=== Exercise goal ===
From the entries that follow, list every line in which the string "Vandelay" appears.

+ + + +

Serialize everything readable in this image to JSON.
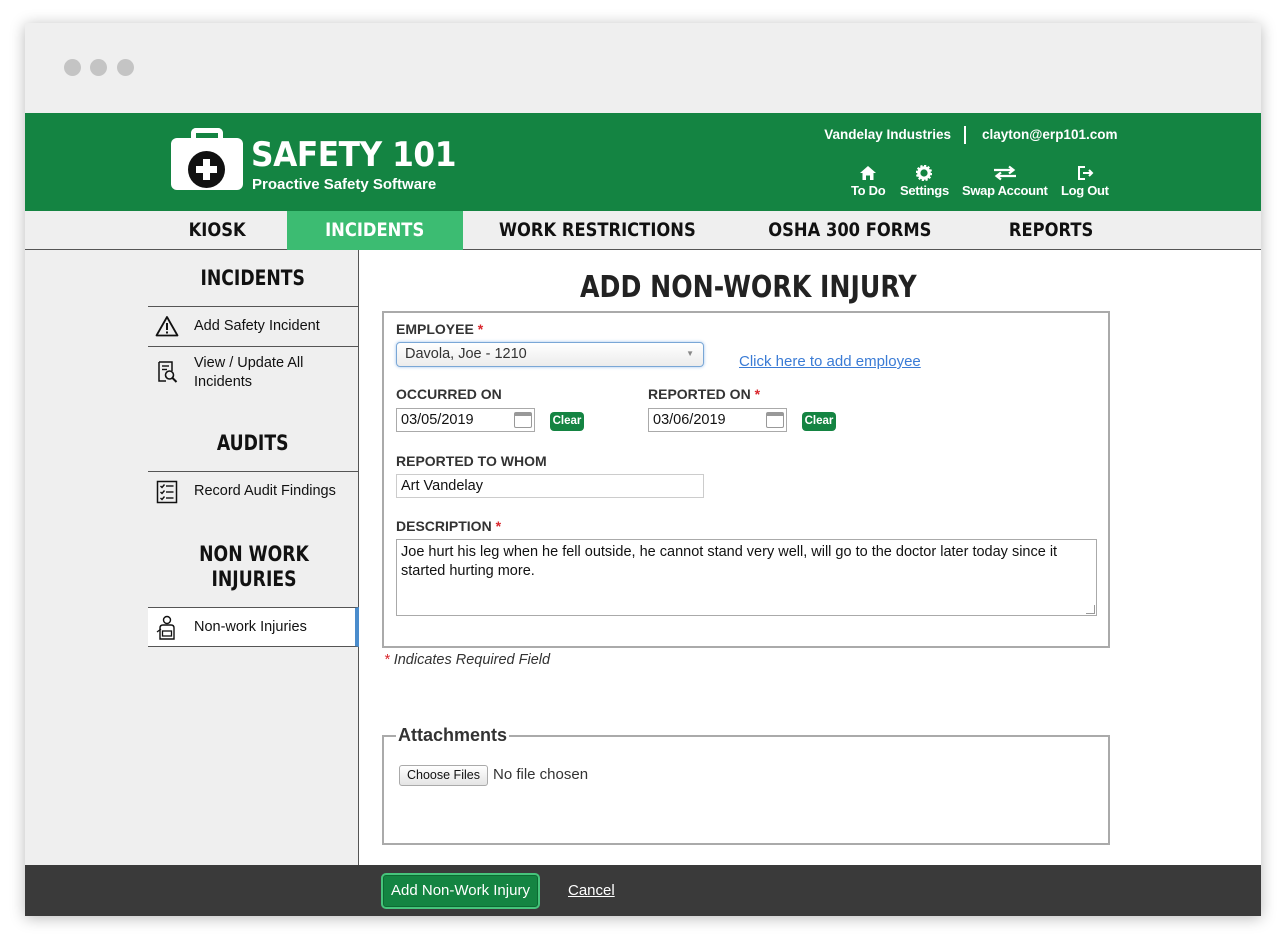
{
  "header": {
    "brand_name": "SAFETY 101",
    "brand_tagline": "Proactive Safety Software",
    "company": "Vandelay Industries",
    "user_email": "clayton@erp101.com",
    "links": [
      {
        "label": "To Do",
        "icon": "home-icon"
      },
      {
        "label": "Settings",
        "icon": "gear-icon"
      },
      {
        "label": "Swap Account",
        "icon": "swap-arrows-icon"
      },
      {
        "label": "Log Out",
        "icon": "logout-icon"
      }
    ]
  },
  "nav": {
    "tabs": [
      {
        "label": "KIOSK",
        "active": false
      },
      {
        "label": "INCIDENTS",
        "active": true
      },
      {
        "label": "WORK RESTRICTIONS",
        "active": false
      },
      {
        "label": "OSHA 300 FORMS",
        "active": false
      },
      {
        "label": "REPORTS",
        "active": false
      }
    ]
  },
  "sidebar": {
    "incidents_heading": "INCIDENTS",
    "incidents_items": [
      {
        "label": "Add Safety Incident",
        "icon": "warning-triangle-icon"
      },
      {
        "label": "View / Update All Incidents",
        "icon": "document-search-icon"
      }
    ],
    "audits_heading": "AUDITS",
    "audits_items": [
      {
        "label": "Record Audit Findings",
        "icon": "checklist-icon"
      }
    ],
    "nonwork_heading": "NON WORK INJURIES",
    "nonwork_items": [
      {
        "label": "Non-work Injuries",
        "icon": "injured-person-icon",
        "active": true
      }
    ]
  },
  "form": {
    "title": "ADD NON-WORK INJURY",
    "employee_label": "EMPLOYEE",
    "employee_value": "Davola, Joe - 1210",
    "add_employee_link": "Click here to add employee",
    "occurred_label": "OCCURRED ON",
    "occurred_value": "03/05/2019",
    "reported_label": "REPORTED ON",
    "reported_value": "03/06/2019",
    "clear_label": "Clear",
    "reported_to_label": "REPORTED TO WHOM",
    "reported_to_value": "Art Vandelay",
    "description_label": "DESCRIPTION",
    "description_value": "Joe hurt his leg when he fell outside, he cannot stand very well, will go to the doctor later today since it started hurting more.",
    "required_marker": "*",
    "required_note": "Indicates Required Field"
  },
  "attachments": {
    "legend": "Attachments",
    "choose_button": "Choose Files",
    "no_file_text": "No file chosen"
  },
  "footer": {
    "submit_label": "Add Non-Work Injury",
    "cancel_label": "Cancel"
  },
  "colors": {
    "brand_green": "#148442",
    "active_tab_green": "#3cbc72",
    "link_blue": "#3a7bd5",
    "required_red": "#d9262c",
    "footer_dark": "#3a3a3a"
  }
}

+ + + +

=== Exercise answer ===
    "company": "Vandelay Industries",
    "reported_to_value": "Art Vandelay",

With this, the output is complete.